*DO THIS*:
Scan the material below for the string "name", and copy every line where it shows up.

(Excerpts from a figure dataset)
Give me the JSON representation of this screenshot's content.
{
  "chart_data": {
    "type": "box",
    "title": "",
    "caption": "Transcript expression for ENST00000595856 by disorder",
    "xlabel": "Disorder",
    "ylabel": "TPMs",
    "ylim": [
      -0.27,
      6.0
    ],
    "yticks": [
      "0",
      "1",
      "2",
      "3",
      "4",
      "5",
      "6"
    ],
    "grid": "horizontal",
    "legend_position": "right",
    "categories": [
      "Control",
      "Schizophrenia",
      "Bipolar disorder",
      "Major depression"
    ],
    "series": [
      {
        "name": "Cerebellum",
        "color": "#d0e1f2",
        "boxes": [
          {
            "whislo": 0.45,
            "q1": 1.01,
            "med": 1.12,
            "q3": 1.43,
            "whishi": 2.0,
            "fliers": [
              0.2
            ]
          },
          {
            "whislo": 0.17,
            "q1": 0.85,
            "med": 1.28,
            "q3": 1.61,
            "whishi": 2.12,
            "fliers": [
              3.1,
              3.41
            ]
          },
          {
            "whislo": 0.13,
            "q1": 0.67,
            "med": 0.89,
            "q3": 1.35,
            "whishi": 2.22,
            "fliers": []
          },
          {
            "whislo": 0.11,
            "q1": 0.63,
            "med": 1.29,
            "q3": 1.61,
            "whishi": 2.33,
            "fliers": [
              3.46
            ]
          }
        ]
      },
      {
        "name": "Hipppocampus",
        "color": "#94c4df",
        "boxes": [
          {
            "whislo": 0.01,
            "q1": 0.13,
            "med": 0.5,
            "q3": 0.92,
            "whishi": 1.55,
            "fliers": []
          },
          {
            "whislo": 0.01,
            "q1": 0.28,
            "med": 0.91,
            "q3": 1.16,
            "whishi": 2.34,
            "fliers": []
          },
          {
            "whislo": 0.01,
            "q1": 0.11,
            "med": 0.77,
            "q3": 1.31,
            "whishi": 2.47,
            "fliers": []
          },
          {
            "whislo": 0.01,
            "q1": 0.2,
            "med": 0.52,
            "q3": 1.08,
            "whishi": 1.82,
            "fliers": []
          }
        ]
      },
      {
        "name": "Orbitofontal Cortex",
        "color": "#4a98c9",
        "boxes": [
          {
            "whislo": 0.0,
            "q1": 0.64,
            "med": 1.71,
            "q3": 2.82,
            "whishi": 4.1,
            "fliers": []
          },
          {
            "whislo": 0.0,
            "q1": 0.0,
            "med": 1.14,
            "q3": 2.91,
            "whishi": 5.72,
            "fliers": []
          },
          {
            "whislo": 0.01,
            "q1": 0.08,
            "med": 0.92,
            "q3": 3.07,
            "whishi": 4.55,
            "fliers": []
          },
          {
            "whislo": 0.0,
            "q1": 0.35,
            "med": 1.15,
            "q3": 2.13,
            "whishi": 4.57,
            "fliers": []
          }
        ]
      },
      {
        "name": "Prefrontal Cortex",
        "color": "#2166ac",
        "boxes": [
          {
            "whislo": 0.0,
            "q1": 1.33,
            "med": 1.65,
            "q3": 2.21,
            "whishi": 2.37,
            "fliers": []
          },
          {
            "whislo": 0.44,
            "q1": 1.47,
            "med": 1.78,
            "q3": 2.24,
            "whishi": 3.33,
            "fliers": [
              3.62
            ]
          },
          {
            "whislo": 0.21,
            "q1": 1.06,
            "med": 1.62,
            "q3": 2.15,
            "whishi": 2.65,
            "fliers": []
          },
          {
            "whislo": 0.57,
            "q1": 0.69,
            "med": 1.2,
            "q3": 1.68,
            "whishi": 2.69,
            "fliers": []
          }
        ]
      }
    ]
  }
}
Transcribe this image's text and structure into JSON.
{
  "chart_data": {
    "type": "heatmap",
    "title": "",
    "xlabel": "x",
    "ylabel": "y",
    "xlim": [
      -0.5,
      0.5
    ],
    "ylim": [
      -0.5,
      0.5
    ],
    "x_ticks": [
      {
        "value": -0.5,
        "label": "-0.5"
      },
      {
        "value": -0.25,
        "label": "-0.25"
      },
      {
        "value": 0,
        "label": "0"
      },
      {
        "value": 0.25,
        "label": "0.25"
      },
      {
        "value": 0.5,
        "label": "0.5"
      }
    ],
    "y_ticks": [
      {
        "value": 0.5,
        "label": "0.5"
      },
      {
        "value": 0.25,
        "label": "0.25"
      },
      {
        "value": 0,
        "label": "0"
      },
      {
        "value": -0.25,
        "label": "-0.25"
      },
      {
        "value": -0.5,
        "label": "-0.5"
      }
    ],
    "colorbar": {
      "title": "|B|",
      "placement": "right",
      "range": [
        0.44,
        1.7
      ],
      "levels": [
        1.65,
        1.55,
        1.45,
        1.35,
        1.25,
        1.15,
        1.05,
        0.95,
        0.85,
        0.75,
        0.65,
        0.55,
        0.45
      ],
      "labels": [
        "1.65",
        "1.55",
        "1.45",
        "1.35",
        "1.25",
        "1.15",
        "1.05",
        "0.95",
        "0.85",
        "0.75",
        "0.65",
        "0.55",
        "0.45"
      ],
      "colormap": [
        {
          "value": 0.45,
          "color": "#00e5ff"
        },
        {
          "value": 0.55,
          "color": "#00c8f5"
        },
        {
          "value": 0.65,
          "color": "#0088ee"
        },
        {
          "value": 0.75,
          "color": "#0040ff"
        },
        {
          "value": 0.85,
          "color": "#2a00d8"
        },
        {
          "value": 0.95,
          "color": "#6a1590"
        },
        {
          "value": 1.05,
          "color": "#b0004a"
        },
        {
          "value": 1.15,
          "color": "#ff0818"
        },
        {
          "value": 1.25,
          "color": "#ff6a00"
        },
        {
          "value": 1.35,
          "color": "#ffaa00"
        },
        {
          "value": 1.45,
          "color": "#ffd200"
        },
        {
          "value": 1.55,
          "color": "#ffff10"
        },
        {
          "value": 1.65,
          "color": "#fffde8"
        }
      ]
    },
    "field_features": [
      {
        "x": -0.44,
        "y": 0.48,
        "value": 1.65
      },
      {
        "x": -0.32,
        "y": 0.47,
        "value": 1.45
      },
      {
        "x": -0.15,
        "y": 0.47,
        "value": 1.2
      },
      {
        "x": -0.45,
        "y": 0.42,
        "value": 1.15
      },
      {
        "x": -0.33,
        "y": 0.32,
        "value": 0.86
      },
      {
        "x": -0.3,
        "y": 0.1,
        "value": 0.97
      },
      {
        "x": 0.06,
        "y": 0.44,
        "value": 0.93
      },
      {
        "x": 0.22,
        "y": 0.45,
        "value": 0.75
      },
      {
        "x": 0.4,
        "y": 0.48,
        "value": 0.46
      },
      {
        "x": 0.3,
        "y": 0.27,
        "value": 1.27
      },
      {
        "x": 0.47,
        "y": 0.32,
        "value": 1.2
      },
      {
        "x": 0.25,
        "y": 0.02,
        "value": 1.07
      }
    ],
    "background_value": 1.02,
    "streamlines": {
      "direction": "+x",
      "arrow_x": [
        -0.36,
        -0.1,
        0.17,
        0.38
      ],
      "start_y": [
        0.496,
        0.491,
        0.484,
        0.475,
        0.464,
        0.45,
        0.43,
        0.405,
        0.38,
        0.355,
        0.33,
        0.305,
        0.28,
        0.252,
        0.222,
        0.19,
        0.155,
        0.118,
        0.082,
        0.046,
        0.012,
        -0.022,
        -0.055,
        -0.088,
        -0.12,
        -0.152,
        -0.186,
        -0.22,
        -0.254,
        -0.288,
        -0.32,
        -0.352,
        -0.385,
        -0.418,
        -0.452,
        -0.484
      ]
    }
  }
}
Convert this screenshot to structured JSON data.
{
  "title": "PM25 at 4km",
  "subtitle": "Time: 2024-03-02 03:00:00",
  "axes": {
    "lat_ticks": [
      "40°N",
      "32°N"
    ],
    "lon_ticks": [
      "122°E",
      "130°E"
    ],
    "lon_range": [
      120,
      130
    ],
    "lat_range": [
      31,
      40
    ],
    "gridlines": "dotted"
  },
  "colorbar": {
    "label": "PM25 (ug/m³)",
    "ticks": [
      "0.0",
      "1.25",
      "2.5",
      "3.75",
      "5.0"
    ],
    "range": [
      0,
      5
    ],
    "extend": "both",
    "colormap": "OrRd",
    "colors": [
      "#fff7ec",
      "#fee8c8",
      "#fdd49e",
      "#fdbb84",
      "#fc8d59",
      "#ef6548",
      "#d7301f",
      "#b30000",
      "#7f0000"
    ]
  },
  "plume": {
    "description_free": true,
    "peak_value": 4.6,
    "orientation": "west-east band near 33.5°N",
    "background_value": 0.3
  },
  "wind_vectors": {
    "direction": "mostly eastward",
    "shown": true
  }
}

*EXERCISE SOLUTION*:
        "name": "Cerebellum",
        "name": "Hipppocampus",
        "name": "Orbitofontal Cortex",
        "name": "Prefrontal Cortex",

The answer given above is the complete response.